__What needs to be done__
Reproduce all the entries exactly.

__Provided records__
────────
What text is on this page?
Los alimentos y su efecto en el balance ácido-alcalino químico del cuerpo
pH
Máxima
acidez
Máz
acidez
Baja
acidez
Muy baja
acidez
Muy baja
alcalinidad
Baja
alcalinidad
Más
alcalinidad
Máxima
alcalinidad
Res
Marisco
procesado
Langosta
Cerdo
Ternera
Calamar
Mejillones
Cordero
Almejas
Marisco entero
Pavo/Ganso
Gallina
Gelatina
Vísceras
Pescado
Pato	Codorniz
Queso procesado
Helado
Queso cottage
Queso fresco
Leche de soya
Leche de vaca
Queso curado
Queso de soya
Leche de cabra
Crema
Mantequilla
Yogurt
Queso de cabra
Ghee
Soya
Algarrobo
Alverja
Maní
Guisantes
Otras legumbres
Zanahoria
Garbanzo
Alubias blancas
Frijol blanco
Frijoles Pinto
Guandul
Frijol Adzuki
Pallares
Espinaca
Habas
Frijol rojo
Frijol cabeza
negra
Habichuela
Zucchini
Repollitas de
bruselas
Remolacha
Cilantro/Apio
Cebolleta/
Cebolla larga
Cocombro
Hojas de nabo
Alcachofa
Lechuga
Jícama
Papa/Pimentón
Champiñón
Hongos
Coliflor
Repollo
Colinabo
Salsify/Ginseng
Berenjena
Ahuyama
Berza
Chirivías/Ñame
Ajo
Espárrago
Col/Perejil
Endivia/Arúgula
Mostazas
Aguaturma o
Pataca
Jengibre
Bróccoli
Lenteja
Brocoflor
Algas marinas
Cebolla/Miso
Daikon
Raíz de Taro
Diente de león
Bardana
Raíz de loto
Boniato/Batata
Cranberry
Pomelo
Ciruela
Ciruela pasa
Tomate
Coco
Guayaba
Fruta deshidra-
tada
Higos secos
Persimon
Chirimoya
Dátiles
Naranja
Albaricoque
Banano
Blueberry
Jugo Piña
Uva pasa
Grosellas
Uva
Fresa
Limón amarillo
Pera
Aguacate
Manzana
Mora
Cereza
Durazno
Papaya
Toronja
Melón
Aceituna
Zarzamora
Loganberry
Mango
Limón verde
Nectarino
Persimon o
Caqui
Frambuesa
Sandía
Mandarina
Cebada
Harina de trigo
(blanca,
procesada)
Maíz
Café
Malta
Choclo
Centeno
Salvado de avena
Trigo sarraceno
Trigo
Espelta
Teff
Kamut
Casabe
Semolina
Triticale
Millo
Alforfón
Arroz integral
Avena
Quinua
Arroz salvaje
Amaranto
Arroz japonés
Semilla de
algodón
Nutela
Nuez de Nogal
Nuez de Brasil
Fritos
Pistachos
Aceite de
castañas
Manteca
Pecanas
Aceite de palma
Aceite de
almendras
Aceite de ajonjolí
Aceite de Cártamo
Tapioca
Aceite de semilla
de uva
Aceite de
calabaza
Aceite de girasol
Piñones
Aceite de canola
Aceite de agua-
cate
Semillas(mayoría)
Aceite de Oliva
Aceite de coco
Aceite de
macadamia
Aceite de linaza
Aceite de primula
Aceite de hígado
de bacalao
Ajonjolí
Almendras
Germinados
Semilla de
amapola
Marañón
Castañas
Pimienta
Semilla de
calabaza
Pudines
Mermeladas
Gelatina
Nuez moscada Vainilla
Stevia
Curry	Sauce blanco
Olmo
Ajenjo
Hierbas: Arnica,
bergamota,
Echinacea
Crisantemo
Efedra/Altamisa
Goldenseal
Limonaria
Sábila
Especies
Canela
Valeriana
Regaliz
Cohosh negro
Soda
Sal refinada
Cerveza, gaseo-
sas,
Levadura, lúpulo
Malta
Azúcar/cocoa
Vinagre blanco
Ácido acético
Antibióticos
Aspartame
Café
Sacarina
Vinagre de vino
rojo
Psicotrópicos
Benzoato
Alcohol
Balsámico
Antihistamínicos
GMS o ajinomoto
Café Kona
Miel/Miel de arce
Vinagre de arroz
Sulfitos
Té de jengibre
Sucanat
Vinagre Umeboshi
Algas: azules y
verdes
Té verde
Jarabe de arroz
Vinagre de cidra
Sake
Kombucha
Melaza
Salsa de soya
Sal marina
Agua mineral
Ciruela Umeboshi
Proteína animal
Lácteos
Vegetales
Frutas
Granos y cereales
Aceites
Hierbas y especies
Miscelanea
────────
__Answer in full__
What text is on this page?
Los alimentos y su efecto en el balance ácido-alcalino químico del cuerpo
pH
Máxima
acidez
Máz
acidez
Baja
acidez
Muy baja
acidez
Muy baja
alcalinidad
Baja
alcalinidad
Más
alcalinidad
Máxima
alcalinidad
Res
Marisco
procesado
Langosta
Cerdo
Ternera
Calamar
Mejillones
Cordero
Almejas
Marisco entero
Pavo/Ganso
Gallina
Gelatina
Vísceras
Pescado
Pato	Codorniz
Queso procesado
Helado
Queso cottage
Queso fresco
Leche de soya
Leche de vaca
Queso curado
Queso de soya
Leche de cabra
Crema
Mantequilla
Yogurt
Queso de cabra
Ghee
Soya
Algarrobo
Alverja
Maní
Guisantes
Otras legumbres
Zanahoria
Garbanzo
Alubias blancas
Frijol blanco
Frijoles Pinto
Guandul
Frijol Adzuki
Pallares
Espinaca
Habas
Frijol rojo
Frijol cabeza
negra
Habichuela
Zucchini
Repollitas de
bruselas
Remolacha
Cilantro/Apio
Cebolleta/
Cebolla larga
Cocombro
Hojas de nabo
Alcachofa
Lechuga
Jícama
Papa/Pimentón
Champiñón
Hongos
Coliflor
Repollo
Colinabo
Salsify/Ginseng
Berenjena
Ahuyama
Berza
Chirivías/Ñame
Ajo
Espárrago
Col/Perejil
Endivia/Arúgula
Mostazas
Aguaturma o
Pataca
Jengibre
Bróccoli
Lenteja
Brocoflor
Algas marinas
Cebolla/Miso
Daikon
Raíz de Taro
Diente de león
Bardana
Raíz de loto
Boniato/Batata
Cranberry
Pomelo
Ciruela
Ciruela pasa
Tomate
Coco
Guayaba
Fruta deshidra-
tada
Higos secos
Persimon
Chirimoya
Dátiles
Naranja
Albaricoque
Banano
Blueberry
Jugo Piña
Uva pasa
Grosellas
Uva
Fresa
Limón amarillo
Pera
Aguacate
Manzana
Mora
Cereza
Durazno
Papaya
Toronja
Melón
Aceituna
Zarzamora
Loganberry
Mango
Limón verde
Nectarino
Persimon o
Caqui
Frambuesa
Sandía
Mandarina
Cebada
Harina de trigo
(blanca,
procesada)
Maíz
Café
Malta
Choclo
Centeno
Salvado de avena
Trigo sarraceno
Trigo
Espelta
Teff
Kamut
Casabe
Semolina
Triticale
Millo
Alforfón
Arroz integral
Avena
Quinua
Arroz salvaje
Amaranto
Arroz japonés
Semilla de
algodón
Nutela
Nuez de Nogal
Nuez de Brasil
Fritos
Pistachos
Aceite de
castañas
Manteca
Pecanas
Aceite de palma
Aceite de
almendras
Aceite de ajonjolí
Aceite de Cártamo
Tapioca
Aceite de semilla
de uva
Aceite de
calabaza
Aceite de girasol
Piñones
Aceite de canola
Aceite de agua-
cate
Semillas(mayoría)
Aceite de Oliva
Aceite de coco
Aceite de
macadamia
Aceite de linaza
Aceite de primula
Aceite de hígado
de bacalao
Ajonjolí
Almendras
Germinados
Semilla de
amapola
Marañón
Castañas
Pimienta
Semilla de
calabaza
Pudines
Mermeladas
Gelatina
Nuez moscada Vainilla
Stevia
Curry	Sauce blanco
Olmo
Ajenjo
Hierbas: Arnica,
bergamota,
Echinacea
Crisantemo
Efedra/Altamisa
Goldenseal
Limonaria
Sábila
Especies
Canela
Valeriana
Regaliz
Cohosh negro
Soda
Sal refinada
Cerveza, gaseo-
sas,
Levadura, lúpulo
Malta
Azúcar/cocoa
Vinagre blanco
Ácido acético
Antibióticos
Aspartame
Café
Sacarina
Vinagre de vino
rojo
Psicotrópicos
Benzoato
Alcohol
Balsámico
Antihistamínicos
GMS o ajinomoto
Café Kona
Miel/Miel de arce
Vinagre de arroz
Sulfitos
Té de jengibre
Sucanat
Vinagre Umeboshi
Algas: azules y
verdes
Té verde
Jarabe de arroz
Vinagre de cidra
Sake
Kombucha
Melaza
Salsa de soya
Sal marina
Agua mineral
Ciruela Umeboshi
Proteína animal
Lácteos
Vegetales
Frutas
Granos y cereales
Aceites
Hierbas y especies
Miscelanea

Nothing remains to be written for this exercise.